▶ **WRITTEN TASK**: Select, from the data, each line where "Kiel" occurs.

▶ **DATA EXCERPTS**:
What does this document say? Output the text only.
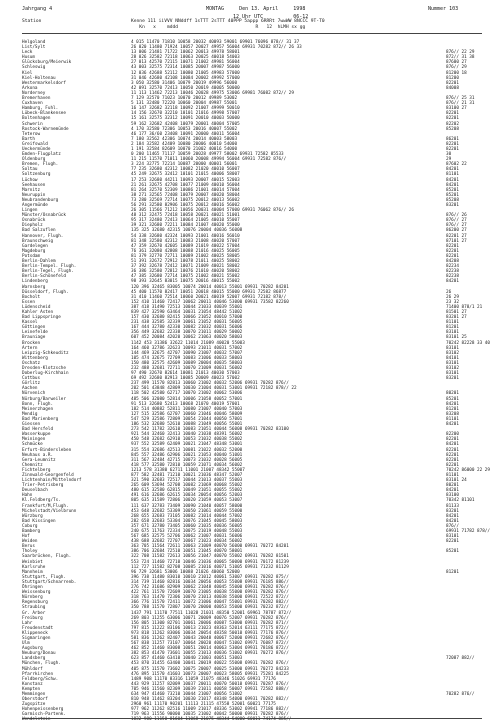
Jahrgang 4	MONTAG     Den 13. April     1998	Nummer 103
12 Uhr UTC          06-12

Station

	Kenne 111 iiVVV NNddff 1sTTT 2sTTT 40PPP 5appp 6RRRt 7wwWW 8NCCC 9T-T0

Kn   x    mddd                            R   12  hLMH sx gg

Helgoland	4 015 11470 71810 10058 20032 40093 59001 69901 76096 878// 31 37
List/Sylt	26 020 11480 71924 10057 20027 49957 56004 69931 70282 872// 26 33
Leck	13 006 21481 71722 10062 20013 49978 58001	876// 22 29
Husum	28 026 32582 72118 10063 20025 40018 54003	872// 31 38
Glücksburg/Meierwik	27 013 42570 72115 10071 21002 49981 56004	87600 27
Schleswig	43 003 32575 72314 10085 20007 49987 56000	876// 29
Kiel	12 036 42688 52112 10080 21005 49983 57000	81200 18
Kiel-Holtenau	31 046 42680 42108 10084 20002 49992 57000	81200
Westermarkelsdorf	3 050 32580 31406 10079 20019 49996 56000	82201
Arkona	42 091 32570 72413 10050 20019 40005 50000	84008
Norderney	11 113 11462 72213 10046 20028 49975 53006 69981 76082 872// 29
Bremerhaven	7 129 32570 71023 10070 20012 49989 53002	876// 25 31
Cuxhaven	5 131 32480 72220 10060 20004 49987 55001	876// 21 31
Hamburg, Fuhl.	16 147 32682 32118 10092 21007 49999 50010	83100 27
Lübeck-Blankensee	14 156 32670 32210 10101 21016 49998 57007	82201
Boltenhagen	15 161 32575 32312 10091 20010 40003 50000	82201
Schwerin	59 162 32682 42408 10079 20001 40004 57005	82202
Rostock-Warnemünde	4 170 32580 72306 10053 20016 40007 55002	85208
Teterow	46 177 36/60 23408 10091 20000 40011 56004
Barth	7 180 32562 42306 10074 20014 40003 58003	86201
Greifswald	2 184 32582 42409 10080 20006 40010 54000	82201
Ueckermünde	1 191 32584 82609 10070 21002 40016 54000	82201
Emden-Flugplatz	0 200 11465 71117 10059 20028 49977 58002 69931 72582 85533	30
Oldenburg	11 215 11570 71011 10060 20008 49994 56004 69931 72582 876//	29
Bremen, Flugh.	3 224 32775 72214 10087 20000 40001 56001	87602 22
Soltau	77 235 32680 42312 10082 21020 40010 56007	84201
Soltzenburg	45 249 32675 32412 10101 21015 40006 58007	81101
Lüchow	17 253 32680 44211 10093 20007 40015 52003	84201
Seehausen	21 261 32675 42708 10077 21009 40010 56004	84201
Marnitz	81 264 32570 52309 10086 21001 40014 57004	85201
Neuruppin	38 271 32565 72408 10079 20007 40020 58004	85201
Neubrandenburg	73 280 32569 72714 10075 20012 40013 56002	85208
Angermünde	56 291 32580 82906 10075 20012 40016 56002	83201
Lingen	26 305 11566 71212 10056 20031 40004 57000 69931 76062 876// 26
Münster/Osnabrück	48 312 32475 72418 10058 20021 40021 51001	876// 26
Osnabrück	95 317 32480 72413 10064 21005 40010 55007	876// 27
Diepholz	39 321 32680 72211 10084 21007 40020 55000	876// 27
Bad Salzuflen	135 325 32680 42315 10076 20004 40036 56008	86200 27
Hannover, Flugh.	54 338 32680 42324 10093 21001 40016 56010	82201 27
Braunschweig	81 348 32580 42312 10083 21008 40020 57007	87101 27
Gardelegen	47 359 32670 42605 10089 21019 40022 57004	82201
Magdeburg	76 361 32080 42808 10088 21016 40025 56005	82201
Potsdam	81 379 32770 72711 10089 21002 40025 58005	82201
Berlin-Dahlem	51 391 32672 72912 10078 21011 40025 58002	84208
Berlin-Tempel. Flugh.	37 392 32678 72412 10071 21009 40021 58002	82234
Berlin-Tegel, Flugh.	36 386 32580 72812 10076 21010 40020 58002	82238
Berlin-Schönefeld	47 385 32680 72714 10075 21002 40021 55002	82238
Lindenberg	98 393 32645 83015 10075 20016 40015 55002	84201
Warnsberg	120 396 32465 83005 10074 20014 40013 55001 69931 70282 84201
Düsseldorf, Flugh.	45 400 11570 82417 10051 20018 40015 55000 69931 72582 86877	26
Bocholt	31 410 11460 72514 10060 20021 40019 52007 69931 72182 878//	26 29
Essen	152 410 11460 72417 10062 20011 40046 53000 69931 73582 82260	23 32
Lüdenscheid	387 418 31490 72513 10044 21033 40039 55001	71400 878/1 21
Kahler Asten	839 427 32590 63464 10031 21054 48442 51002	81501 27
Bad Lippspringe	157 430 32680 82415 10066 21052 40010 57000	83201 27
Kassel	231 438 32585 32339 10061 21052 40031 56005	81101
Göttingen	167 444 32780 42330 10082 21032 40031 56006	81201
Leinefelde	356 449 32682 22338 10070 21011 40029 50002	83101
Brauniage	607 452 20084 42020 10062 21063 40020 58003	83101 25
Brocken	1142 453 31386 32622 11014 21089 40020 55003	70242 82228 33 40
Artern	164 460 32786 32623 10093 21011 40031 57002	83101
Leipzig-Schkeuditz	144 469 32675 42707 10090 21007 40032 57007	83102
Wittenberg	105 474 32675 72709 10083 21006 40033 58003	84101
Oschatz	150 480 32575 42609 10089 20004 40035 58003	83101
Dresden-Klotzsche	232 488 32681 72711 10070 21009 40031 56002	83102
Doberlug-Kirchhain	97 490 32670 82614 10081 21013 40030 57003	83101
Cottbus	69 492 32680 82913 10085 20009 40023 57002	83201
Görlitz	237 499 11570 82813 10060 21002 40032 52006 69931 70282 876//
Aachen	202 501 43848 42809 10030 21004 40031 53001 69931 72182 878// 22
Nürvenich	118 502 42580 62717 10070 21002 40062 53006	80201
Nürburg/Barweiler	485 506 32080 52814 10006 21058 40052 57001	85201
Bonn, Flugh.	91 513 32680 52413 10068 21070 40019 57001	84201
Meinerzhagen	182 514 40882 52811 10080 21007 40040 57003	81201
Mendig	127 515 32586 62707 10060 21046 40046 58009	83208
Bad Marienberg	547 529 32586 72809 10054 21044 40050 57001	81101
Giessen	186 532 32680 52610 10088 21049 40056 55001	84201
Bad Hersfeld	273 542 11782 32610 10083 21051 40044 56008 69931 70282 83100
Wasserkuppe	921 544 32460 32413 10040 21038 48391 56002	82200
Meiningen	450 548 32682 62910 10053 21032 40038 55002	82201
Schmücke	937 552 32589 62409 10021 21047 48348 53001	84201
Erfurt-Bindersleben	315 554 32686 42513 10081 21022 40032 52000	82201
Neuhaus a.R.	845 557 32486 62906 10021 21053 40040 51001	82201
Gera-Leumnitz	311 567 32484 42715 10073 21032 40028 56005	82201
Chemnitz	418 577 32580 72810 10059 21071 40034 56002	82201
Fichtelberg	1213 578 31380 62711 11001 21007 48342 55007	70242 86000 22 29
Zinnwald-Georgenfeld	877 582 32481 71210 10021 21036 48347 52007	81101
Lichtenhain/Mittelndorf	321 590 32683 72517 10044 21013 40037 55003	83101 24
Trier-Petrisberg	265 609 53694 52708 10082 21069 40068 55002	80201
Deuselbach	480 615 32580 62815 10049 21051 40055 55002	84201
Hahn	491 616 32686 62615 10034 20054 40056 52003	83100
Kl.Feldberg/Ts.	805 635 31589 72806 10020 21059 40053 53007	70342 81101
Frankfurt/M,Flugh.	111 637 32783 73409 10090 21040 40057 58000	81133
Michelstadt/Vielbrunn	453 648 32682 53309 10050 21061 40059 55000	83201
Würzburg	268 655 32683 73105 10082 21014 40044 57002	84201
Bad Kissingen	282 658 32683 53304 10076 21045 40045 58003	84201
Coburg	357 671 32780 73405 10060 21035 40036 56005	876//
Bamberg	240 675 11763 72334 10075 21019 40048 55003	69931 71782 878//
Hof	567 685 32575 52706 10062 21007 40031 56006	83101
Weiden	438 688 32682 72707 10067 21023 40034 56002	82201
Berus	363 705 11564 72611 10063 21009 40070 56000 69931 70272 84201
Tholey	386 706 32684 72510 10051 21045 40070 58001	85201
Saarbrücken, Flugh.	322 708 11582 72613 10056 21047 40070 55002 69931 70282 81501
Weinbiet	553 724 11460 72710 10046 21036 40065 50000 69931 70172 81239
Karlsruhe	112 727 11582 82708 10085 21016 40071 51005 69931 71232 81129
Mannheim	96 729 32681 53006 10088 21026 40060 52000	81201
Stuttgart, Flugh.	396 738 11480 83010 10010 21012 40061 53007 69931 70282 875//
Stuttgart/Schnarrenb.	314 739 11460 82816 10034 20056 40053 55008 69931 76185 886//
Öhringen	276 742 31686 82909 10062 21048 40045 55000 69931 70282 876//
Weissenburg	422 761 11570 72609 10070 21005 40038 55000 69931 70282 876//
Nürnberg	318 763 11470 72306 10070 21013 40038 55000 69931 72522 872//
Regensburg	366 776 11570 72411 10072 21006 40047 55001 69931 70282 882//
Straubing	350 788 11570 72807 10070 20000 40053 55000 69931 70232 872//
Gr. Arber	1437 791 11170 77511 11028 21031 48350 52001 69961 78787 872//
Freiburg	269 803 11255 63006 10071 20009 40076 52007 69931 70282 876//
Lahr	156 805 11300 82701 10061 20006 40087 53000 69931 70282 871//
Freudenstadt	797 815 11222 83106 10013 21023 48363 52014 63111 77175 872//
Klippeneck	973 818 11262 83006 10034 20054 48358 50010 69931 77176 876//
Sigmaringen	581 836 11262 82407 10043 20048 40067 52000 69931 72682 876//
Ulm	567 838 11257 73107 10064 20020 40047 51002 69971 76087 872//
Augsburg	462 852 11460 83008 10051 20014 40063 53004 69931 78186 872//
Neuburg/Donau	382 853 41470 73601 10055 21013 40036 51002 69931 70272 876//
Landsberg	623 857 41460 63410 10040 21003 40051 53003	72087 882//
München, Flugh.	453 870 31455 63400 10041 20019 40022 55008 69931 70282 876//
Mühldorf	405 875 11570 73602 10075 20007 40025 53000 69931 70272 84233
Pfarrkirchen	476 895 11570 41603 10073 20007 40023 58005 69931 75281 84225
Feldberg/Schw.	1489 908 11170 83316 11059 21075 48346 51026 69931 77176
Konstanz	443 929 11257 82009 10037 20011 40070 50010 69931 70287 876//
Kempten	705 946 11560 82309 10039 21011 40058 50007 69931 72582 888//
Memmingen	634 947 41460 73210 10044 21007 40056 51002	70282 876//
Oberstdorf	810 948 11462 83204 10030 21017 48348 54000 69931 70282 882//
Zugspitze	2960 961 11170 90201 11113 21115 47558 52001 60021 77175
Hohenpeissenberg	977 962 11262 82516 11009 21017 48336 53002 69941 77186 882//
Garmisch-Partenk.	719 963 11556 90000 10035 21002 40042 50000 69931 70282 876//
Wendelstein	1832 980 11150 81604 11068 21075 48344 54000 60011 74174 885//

▶ **RESULT OF THE EXERCISE**:
Kiel	12 036 42688 52112 10080 21005 49983 57000	81200 18
Kiel-Holtenau	31 046 42680 42108 10084 20002 49992 57000	81200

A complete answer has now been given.